Task requirements: Identify all lines in the data containing the string "value". Copy them out.

Stored data:
»»
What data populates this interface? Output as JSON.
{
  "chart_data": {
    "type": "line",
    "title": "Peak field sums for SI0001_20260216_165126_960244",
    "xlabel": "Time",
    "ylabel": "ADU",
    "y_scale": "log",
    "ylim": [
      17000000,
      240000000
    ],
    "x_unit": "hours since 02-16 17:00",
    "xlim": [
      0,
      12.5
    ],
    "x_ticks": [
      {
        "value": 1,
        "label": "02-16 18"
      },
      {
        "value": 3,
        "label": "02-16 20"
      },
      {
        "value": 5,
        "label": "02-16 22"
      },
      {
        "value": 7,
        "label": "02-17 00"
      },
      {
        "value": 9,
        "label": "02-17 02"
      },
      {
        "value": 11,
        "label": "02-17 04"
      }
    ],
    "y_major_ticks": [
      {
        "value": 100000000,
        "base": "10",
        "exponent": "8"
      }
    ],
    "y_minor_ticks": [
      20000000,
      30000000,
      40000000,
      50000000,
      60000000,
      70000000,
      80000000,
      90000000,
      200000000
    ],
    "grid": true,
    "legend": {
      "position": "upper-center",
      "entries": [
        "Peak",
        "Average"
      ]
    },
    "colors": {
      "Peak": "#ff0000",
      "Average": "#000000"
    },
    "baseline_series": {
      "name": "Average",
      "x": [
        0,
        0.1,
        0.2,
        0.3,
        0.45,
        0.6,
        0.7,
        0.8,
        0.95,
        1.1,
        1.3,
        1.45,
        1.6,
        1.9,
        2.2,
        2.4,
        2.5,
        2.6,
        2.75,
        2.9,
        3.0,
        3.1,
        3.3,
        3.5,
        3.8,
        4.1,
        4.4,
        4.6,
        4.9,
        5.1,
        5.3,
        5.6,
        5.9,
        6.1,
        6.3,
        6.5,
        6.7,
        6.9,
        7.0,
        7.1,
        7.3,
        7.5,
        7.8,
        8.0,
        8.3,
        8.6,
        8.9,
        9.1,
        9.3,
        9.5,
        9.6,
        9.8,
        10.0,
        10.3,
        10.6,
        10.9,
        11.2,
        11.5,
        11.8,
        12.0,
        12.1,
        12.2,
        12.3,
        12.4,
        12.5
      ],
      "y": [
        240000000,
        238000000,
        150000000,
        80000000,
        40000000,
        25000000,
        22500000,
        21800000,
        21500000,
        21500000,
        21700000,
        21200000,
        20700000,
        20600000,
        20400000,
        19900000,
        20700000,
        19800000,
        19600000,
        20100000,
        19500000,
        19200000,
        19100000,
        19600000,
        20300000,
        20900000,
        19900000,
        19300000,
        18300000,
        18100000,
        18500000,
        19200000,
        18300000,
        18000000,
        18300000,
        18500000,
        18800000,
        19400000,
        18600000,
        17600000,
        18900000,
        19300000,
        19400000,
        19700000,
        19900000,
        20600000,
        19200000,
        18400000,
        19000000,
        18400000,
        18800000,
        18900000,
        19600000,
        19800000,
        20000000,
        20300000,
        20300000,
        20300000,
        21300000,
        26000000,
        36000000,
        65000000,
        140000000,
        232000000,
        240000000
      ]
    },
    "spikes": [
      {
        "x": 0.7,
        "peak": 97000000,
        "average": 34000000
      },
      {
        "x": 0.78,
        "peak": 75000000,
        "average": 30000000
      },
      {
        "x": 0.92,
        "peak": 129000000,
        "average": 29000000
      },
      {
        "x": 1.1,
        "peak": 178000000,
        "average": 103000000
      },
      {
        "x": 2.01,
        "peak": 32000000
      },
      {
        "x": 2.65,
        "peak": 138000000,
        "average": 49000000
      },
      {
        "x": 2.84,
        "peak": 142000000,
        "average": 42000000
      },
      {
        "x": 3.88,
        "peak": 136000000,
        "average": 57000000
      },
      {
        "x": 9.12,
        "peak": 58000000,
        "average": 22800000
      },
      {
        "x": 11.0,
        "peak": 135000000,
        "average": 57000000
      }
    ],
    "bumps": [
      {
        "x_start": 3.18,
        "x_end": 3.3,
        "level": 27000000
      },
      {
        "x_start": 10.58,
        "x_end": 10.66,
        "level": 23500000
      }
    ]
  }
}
««
Complete output:
        "value": 1,
        "value": 3,
        "value": 5,
        "value": 7,
        "value": 9,
        "value": 11,
        "value": 100000000,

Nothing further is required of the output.